▸ **PROBLEM**: In the data below, locate each line with the word "stitches" and list it.

▸ **EXERCISE INPUTS**:

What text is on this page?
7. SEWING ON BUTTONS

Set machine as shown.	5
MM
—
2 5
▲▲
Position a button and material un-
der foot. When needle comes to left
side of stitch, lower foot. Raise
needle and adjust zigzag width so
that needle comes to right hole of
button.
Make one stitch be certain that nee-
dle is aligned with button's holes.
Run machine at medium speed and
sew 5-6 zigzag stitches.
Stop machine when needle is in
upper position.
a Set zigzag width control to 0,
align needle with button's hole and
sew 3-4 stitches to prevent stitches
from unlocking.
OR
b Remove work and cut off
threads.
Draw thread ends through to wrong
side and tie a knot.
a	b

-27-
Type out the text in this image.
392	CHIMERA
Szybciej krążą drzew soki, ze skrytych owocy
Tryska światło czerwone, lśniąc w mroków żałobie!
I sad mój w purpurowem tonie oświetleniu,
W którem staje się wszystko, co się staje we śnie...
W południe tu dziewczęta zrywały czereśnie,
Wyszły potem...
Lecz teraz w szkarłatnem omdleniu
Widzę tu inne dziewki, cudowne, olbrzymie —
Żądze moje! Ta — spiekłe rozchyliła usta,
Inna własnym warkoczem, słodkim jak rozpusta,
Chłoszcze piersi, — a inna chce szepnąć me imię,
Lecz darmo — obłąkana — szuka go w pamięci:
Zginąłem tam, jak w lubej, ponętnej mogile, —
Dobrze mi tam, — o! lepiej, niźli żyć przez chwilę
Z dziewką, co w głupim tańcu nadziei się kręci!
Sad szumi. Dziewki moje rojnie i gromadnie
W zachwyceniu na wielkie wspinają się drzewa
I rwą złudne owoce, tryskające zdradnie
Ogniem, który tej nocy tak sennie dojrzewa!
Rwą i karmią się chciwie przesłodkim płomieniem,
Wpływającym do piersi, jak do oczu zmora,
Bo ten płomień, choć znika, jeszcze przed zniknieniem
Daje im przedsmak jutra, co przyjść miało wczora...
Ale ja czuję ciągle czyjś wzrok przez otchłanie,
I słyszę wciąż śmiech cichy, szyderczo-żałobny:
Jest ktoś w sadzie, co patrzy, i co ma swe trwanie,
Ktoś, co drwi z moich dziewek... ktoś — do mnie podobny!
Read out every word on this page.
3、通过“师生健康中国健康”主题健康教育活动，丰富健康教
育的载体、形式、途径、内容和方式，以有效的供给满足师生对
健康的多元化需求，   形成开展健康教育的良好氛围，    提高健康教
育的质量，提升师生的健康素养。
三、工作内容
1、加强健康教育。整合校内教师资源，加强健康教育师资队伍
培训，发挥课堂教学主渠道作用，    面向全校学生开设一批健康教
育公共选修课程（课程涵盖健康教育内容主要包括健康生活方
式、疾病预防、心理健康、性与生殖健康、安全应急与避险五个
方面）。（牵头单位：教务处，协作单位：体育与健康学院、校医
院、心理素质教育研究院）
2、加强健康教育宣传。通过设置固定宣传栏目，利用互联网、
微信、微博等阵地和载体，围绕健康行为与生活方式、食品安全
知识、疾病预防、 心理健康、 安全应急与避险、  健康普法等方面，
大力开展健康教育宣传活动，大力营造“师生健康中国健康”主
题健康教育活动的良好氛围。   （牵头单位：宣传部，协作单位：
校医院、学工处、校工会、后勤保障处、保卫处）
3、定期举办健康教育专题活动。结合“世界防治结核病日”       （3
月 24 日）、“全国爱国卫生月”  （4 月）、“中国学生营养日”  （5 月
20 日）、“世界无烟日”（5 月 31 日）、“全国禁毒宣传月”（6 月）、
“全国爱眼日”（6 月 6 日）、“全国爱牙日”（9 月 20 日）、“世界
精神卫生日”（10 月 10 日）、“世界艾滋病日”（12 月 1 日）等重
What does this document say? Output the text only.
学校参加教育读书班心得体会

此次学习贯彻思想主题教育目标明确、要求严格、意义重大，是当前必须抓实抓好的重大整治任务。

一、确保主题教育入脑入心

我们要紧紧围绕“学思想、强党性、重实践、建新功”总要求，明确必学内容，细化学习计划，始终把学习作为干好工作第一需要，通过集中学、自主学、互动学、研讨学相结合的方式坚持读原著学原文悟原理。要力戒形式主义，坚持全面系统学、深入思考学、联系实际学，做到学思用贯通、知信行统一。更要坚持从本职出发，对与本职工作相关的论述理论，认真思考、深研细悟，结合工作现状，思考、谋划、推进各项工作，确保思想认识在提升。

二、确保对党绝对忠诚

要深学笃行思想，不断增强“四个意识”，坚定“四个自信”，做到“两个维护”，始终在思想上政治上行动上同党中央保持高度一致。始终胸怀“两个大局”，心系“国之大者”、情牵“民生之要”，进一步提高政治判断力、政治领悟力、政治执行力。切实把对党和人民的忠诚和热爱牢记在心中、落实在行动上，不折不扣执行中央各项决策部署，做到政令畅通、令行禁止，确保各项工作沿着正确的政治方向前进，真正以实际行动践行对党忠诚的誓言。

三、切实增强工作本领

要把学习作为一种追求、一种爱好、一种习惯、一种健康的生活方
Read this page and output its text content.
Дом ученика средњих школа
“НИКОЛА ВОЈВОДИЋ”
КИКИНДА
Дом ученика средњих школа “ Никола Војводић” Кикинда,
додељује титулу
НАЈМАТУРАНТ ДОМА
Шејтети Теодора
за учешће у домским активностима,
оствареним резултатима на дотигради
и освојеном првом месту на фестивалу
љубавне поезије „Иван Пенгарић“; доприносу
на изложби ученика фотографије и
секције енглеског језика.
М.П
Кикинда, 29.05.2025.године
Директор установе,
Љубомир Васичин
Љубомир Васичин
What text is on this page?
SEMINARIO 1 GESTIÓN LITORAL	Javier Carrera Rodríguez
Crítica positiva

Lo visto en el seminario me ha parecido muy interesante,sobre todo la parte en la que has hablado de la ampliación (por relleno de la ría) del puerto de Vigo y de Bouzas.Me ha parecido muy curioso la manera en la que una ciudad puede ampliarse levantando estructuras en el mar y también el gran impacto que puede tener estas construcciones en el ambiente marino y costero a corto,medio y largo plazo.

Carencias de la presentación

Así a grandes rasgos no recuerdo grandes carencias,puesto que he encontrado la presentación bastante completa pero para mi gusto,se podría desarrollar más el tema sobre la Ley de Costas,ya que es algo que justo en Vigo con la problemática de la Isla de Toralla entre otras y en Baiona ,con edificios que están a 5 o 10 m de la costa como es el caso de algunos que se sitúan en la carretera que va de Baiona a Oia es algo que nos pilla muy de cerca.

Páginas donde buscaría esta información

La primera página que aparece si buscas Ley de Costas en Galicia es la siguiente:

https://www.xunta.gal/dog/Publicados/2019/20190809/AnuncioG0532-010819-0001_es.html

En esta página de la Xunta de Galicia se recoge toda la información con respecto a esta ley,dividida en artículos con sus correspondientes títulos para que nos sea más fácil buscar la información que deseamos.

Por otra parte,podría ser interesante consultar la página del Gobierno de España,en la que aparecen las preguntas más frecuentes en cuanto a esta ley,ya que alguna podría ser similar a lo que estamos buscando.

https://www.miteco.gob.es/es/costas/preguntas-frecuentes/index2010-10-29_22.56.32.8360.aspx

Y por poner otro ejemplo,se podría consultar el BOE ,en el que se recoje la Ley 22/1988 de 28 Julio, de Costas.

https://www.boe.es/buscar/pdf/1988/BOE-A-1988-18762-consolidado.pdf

▸ **RESULT FOR THIS TASK**:
sew 5-6 zigzag stitches.
sew 3-4 stitches to prevent stitches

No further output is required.